## What you are asked to do
Write each line out again exactly as written.

○ ○ ○

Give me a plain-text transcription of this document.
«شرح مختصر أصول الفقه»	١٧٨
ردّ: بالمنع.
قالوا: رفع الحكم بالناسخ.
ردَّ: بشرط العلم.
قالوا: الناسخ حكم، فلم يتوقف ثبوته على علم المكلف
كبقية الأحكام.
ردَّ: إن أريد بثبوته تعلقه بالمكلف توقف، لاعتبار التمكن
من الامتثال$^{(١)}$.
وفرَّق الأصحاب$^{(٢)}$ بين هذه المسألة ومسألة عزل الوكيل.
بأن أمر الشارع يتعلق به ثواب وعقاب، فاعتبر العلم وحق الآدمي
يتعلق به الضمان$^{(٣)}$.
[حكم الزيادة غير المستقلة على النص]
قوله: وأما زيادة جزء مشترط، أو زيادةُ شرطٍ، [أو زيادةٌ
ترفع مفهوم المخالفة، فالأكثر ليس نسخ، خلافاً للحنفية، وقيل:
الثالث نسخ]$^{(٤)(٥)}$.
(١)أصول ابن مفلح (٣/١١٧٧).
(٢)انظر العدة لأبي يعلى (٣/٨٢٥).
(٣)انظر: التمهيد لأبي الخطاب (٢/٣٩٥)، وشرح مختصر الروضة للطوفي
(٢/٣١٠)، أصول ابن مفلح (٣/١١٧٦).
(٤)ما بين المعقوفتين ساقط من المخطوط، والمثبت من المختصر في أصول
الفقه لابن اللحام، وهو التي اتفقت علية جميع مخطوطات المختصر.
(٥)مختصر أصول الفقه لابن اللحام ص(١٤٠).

○ ○ ○

## Exercise result
Give me a plain-text transcription of this document.
«شرح مختصر أصول الفقه»	١٧٨
ردّ: بالمنع.
قالوا: رفع الحكم بالناسخ.
ردَّ: بشرط العلم.
قالوا: الناسخ حكم، فلم يتوقف ثبوته على علم المكلف
كبقية الأحكام.
ردَّ: إن أريد بثبوته تعلقه بالمكلف توقف، لاعتبار التمكن
من الامتثال$^{(١)}$.
وفرَّق الأصحاب$^{(٢)}$ بين هذه المسألة ومسألة عزل الوكيل.
بأن أمر الشارع يتعلق به ثواب وعقاب، فاعتبر العلم وحق الآدمي
يتعلق به الضمان$^{(٣)}$.
[حكم الزيادة غير المستقلة على النص]
قوله: وأما زيادة جزء مشترط، أو زيادةُ شرطٍ، [أو زيادةٌ
ترفع مفهوم المخالفة، فالأكثر ليس نسخ، خلافاً للحنفية، وقيل:
الثالث نسخ]$^{(٤)(٥)}$.
(١)أصول ابن مفلح (٣/١١٧٧).
(٢)انظر العدة لأبي يعلى (٣/٨٢٥).
(٣)انظر: التمهيد لأبي الخطاب (٢/٣٩٥)، وشرح مختصر الروضة للطوفي
(٢/٣١٠)، أصول ابن مفلح (٣/١١٧٦).
(٤)ما بين المعقوفتين ساقط من المخطوط، والمثبت من المختصر في أصول
الفقه لابن اللحام، وهو التي اتفقت علية جميع مخطوطات المختصر.
(٥)مختصر أصول الفقه لابن اللحام ص(١٤٠).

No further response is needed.